Find each line containing the string "image". Copy it.

● **Input data**

■ ■ ■ ■ ■ ■ ■

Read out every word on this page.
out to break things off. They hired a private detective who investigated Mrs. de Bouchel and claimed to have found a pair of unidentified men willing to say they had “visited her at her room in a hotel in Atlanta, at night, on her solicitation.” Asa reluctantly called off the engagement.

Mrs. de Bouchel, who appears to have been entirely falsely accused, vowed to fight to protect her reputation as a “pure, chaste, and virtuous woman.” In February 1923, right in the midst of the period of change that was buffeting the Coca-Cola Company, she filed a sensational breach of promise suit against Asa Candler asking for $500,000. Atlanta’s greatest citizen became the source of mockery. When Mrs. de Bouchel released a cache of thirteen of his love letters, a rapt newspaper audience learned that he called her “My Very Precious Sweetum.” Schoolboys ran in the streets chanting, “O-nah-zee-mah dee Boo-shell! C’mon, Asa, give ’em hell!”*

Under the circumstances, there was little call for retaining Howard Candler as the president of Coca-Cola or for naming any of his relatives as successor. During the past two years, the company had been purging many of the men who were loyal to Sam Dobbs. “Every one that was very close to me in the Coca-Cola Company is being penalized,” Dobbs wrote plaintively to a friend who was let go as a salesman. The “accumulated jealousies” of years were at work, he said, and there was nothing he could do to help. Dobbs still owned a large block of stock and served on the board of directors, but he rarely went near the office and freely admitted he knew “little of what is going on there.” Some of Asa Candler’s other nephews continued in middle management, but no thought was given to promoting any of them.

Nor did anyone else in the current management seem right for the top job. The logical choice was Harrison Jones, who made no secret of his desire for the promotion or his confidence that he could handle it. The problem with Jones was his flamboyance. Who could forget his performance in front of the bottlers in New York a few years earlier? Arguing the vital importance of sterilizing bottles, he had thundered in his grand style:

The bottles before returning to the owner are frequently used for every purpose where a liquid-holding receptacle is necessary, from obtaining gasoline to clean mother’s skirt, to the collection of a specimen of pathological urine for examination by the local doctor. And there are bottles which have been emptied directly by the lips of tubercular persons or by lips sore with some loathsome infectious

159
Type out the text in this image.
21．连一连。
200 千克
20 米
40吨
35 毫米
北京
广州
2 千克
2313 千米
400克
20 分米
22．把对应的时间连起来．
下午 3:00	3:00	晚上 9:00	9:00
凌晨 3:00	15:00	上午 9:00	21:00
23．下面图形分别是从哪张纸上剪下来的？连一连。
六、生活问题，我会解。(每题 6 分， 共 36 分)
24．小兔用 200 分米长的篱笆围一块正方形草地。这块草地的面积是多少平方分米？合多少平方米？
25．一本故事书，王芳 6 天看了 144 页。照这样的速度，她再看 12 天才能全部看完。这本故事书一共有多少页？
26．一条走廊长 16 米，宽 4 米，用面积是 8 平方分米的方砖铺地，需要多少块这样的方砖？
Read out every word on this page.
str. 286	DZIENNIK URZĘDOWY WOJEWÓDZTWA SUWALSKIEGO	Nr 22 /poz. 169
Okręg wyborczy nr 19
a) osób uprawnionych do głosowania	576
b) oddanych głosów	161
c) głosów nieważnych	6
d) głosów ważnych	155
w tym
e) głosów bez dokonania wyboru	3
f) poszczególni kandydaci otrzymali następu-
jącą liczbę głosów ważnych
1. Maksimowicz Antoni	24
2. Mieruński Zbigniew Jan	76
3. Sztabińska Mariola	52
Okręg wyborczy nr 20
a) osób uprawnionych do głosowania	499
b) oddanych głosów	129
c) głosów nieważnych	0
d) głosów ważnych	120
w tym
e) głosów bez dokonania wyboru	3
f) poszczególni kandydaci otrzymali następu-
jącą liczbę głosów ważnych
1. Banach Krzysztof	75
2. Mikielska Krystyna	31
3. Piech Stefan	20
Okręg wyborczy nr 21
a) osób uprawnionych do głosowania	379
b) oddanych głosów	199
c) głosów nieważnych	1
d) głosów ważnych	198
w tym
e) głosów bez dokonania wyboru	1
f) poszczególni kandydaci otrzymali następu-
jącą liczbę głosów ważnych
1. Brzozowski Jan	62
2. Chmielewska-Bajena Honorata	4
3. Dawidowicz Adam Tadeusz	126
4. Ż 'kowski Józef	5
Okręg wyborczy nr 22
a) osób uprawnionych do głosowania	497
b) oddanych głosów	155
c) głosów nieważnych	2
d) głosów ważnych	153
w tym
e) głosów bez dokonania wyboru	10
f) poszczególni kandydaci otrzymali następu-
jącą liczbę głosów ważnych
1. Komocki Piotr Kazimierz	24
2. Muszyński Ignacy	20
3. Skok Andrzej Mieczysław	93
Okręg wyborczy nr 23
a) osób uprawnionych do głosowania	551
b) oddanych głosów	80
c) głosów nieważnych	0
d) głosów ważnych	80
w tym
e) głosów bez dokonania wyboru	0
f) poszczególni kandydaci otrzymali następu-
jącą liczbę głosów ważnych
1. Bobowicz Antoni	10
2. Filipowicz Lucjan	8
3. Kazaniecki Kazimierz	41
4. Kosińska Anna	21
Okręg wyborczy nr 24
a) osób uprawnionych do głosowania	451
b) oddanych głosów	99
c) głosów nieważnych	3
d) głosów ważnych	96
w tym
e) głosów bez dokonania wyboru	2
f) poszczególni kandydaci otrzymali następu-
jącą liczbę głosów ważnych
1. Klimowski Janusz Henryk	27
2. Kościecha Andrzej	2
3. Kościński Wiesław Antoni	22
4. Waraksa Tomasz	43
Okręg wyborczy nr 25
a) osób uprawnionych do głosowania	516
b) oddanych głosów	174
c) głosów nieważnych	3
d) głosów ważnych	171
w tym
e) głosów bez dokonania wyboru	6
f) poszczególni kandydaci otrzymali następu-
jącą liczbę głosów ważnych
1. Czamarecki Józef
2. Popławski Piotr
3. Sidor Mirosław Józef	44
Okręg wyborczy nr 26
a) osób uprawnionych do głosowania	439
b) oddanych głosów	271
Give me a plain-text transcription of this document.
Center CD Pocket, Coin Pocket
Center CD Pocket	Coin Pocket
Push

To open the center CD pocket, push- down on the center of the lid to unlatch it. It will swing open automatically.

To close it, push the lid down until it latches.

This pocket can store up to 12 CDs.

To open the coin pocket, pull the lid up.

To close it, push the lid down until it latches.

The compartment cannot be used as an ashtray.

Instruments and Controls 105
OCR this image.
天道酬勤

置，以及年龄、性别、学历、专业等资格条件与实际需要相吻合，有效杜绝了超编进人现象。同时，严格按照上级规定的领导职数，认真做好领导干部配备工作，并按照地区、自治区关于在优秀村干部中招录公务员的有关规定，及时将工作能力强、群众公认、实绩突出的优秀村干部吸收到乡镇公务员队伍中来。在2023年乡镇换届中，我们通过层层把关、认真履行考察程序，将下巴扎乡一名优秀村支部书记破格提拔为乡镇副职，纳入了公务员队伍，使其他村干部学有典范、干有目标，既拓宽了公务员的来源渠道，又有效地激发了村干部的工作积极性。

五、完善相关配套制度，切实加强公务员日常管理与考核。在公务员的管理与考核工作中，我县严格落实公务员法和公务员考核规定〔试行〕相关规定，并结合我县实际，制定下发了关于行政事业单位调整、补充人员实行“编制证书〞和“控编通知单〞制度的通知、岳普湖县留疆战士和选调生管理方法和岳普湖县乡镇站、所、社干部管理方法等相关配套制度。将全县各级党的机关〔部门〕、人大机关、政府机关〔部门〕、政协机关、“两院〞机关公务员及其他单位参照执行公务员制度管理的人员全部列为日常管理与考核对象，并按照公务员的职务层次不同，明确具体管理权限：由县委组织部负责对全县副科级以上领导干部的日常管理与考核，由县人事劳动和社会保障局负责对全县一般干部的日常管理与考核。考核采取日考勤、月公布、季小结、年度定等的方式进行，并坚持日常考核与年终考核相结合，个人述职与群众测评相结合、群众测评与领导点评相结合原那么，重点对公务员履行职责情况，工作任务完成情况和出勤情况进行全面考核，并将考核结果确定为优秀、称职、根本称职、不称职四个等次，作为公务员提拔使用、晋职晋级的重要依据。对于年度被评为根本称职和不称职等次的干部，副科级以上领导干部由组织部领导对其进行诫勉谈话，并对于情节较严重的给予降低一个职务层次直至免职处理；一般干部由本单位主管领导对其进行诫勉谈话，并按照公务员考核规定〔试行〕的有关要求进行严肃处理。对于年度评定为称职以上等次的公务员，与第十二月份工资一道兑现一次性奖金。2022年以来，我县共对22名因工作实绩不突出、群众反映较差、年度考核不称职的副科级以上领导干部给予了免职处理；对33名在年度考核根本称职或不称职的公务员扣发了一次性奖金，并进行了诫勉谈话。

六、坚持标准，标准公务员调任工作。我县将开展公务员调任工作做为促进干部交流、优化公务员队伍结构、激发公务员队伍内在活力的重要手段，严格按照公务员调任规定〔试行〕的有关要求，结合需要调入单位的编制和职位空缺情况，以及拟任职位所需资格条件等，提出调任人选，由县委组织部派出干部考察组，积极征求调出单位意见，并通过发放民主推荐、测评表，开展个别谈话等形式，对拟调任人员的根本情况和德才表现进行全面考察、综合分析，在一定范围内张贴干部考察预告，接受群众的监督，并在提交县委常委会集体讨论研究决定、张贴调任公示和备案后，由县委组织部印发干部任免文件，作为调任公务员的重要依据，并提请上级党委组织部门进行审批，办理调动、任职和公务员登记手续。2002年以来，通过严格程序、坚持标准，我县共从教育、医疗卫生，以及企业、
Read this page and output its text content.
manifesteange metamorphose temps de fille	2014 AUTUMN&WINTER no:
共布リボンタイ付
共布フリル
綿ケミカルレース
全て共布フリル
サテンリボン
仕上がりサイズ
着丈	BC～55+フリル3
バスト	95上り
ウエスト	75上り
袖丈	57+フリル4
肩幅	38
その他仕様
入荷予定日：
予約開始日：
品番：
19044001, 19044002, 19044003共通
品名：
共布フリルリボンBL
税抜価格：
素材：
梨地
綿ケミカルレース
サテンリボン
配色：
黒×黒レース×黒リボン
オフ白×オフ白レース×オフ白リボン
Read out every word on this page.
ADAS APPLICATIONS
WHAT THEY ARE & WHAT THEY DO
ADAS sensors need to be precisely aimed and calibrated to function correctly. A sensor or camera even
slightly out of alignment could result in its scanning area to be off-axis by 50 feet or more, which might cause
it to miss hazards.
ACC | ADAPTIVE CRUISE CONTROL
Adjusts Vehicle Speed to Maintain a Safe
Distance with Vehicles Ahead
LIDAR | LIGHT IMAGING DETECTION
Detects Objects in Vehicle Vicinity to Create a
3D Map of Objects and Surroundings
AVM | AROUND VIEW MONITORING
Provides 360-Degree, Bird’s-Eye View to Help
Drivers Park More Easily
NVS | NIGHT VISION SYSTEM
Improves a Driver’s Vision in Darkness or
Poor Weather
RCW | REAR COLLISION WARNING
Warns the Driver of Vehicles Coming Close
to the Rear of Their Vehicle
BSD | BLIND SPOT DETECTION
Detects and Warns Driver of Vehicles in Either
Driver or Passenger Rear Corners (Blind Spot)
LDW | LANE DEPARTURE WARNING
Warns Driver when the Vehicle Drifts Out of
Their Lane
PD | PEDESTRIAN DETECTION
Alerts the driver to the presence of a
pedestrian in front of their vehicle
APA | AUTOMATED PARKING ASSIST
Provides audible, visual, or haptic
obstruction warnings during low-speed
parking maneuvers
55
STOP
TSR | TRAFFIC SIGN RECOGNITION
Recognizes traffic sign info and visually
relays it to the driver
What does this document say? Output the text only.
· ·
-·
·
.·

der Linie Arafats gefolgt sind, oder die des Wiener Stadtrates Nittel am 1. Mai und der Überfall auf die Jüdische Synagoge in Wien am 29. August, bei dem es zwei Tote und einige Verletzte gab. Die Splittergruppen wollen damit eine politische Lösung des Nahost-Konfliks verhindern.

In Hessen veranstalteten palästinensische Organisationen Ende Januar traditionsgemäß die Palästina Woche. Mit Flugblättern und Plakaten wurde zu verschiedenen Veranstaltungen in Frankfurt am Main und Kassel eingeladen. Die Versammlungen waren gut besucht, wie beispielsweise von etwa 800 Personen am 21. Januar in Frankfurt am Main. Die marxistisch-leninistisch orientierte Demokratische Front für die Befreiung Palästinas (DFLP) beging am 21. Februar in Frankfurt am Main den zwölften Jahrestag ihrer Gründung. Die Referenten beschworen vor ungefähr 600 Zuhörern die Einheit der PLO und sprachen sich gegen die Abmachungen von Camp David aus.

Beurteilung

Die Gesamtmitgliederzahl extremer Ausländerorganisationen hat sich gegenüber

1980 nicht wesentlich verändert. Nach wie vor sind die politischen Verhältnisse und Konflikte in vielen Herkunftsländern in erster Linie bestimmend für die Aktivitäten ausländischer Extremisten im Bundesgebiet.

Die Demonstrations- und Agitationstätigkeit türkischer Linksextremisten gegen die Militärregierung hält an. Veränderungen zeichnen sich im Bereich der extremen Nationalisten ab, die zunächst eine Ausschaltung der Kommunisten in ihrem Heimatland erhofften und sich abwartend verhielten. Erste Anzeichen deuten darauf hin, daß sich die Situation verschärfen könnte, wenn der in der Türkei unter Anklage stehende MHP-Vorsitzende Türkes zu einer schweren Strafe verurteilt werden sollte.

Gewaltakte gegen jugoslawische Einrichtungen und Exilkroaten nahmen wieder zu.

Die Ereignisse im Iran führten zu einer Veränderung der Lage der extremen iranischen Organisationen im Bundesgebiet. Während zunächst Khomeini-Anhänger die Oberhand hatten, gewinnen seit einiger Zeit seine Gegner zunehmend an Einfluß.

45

■ ■ ■ ■ ■ ■ ■

● **Expected answer**
Type out the text in this image.
OCR this image.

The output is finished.